- Exercise: Lines holding the string "asettaa" are the ones to copy from this listing.

- Provided data:
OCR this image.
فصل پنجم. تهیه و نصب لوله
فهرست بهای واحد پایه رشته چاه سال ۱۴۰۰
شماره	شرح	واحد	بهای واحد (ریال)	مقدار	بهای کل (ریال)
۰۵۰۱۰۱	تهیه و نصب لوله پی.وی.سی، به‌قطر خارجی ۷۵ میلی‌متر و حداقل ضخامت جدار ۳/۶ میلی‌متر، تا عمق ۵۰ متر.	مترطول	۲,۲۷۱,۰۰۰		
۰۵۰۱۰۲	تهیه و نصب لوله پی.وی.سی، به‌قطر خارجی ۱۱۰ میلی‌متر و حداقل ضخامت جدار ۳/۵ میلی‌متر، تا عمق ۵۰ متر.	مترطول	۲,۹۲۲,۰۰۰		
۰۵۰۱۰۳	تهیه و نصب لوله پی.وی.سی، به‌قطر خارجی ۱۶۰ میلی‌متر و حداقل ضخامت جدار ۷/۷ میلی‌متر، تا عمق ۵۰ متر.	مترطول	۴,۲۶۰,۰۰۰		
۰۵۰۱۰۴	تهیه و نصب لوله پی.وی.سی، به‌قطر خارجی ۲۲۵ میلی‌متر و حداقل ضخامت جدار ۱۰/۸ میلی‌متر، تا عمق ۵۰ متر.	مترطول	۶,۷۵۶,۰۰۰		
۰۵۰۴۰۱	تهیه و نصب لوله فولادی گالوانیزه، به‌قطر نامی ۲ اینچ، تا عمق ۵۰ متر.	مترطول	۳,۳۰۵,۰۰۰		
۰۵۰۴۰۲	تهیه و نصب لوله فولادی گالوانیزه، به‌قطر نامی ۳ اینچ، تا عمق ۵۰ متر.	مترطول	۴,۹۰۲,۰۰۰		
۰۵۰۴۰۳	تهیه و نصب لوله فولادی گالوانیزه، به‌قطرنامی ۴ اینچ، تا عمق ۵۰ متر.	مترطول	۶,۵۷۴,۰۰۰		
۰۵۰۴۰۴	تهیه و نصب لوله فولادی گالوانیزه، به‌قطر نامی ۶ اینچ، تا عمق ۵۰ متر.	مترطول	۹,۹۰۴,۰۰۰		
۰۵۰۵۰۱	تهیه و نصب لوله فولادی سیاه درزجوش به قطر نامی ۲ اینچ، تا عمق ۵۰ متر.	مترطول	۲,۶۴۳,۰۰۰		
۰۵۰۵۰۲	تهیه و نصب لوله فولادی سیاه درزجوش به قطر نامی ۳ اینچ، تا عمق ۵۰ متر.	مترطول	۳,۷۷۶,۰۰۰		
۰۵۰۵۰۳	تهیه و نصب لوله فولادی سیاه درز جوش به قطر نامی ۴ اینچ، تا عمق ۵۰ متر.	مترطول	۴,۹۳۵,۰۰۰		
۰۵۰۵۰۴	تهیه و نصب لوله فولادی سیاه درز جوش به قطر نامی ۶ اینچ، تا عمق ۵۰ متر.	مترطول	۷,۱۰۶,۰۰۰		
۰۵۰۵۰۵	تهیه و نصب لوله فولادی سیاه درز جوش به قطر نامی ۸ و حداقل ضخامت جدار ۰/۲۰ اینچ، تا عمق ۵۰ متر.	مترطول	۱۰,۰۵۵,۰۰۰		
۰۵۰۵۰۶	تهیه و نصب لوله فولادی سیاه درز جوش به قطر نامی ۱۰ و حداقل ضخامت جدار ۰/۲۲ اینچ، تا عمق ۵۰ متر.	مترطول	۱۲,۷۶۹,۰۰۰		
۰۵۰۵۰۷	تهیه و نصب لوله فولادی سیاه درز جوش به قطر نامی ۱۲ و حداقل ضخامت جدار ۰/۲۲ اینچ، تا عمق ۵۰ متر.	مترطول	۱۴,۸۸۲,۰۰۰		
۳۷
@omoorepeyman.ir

==

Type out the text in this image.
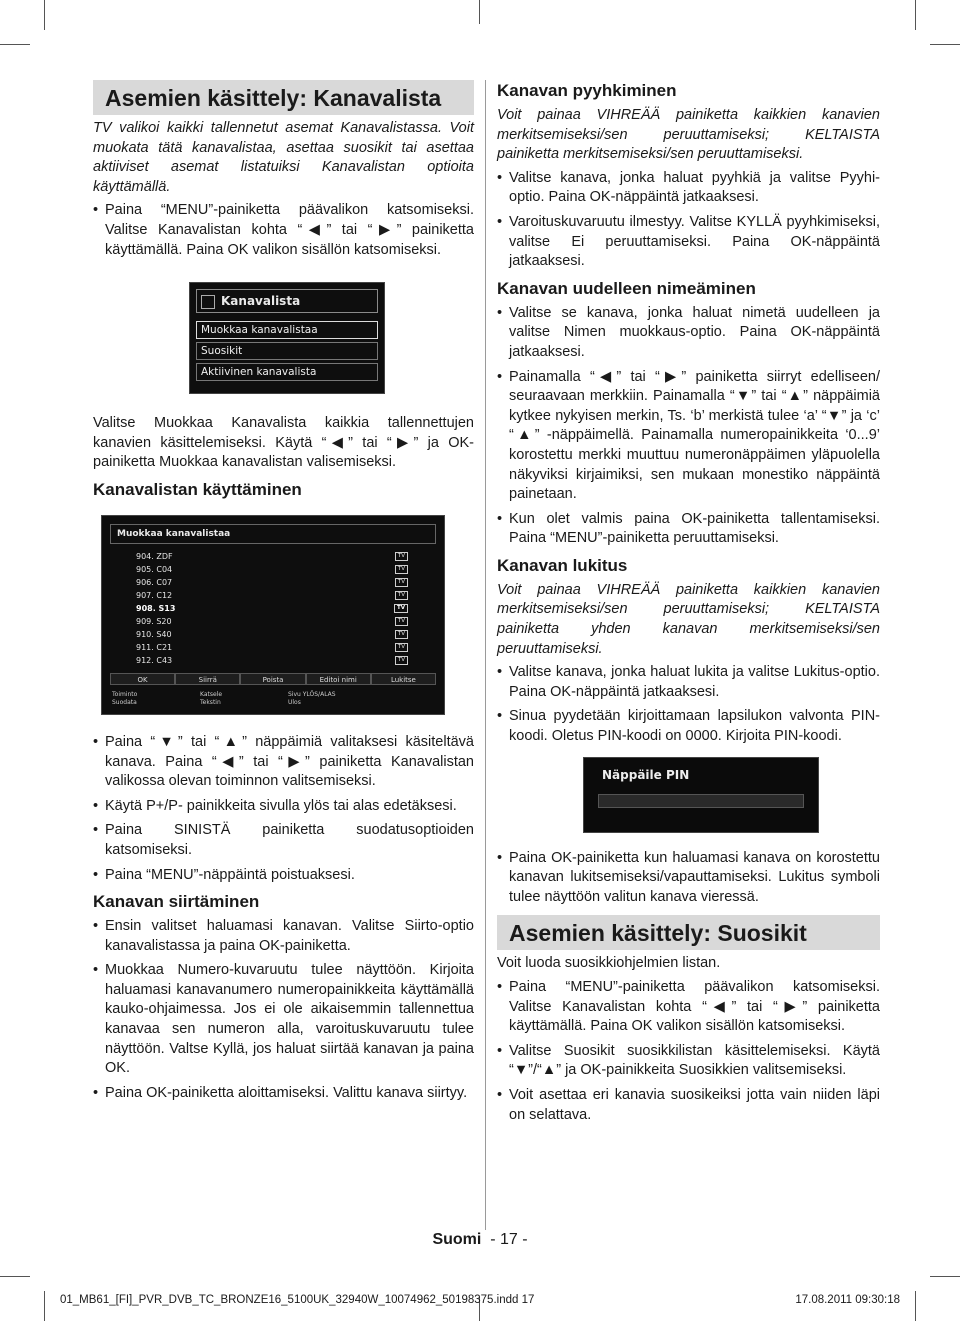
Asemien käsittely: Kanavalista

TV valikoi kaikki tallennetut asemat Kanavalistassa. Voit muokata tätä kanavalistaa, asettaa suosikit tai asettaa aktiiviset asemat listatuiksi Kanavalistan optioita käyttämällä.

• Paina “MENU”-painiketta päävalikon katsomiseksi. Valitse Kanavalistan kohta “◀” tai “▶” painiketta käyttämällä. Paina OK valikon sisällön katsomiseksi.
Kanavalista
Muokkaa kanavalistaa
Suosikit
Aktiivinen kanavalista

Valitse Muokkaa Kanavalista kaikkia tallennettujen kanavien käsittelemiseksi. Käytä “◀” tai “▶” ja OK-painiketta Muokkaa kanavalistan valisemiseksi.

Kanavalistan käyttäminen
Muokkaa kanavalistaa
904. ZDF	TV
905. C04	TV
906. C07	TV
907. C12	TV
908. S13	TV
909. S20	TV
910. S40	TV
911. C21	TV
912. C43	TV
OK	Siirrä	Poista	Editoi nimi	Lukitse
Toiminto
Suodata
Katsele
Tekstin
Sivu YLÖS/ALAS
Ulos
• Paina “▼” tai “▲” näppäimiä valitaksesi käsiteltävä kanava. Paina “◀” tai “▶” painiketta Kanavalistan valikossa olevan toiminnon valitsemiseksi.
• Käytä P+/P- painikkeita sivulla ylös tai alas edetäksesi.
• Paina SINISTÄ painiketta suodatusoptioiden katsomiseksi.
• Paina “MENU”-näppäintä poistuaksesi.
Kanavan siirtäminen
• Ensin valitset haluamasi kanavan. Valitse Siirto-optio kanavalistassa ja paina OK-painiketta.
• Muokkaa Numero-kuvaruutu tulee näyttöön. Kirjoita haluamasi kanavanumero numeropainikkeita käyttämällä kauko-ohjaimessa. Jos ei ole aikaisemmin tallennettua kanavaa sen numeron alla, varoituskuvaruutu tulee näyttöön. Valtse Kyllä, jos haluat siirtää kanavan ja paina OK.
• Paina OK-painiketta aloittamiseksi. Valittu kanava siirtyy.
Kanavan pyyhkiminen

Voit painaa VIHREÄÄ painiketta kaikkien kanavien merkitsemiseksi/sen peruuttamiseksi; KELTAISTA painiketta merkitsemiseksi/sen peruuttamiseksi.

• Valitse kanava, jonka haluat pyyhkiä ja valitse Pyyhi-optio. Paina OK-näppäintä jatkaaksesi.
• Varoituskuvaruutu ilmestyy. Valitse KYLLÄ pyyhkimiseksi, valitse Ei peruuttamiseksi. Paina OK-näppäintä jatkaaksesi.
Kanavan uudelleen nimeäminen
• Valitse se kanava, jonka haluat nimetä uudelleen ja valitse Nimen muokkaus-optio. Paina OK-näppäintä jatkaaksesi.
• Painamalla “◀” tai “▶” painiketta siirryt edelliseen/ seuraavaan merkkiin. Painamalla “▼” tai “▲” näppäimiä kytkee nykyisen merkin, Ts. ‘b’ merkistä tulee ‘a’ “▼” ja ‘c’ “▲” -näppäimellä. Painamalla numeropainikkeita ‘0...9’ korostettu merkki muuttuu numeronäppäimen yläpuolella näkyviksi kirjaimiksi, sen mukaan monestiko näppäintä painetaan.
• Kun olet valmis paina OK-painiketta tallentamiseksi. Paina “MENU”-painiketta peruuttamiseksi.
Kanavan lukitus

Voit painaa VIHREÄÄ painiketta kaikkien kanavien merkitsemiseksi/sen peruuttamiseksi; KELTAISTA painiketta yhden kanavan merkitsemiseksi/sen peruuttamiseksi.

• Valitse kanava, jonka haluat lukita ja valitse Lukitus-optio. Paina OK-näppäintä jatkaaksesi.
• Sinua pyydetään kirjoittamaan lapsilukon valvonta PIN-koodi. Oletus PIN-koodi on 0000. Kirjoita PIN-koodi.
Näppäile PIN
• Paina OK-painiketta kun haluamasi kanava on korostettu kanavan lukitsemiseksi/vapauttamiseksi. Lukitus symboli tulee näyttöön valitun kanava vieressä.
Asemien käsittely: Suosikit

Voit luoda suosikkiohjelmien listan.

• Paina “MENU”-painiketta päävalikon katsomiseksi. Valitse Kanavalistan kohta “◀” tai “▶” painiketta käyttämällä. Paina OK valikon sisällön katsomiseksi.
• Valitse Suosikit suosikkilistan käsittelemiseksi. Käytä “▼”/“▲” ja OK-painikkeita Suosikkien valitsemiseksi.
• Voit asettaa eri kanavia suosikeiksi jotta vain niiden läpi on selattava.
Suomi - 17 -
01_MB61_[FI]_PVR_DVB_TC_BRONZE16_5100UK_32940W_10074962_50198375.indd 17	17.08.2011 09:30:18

- Answer to the task:
TV valikoi kaikki tallennetut asemat Kanavalistassa. Voit muokata tätä kanavalistaa, asettaa suosikit tai asettaa aktiiviset asemat listatuiksi Kanavalistan optioita käyttämällä.
• Voit asettaa eri kanavia suosikeiksi jotta vain niiden läpi on selattava.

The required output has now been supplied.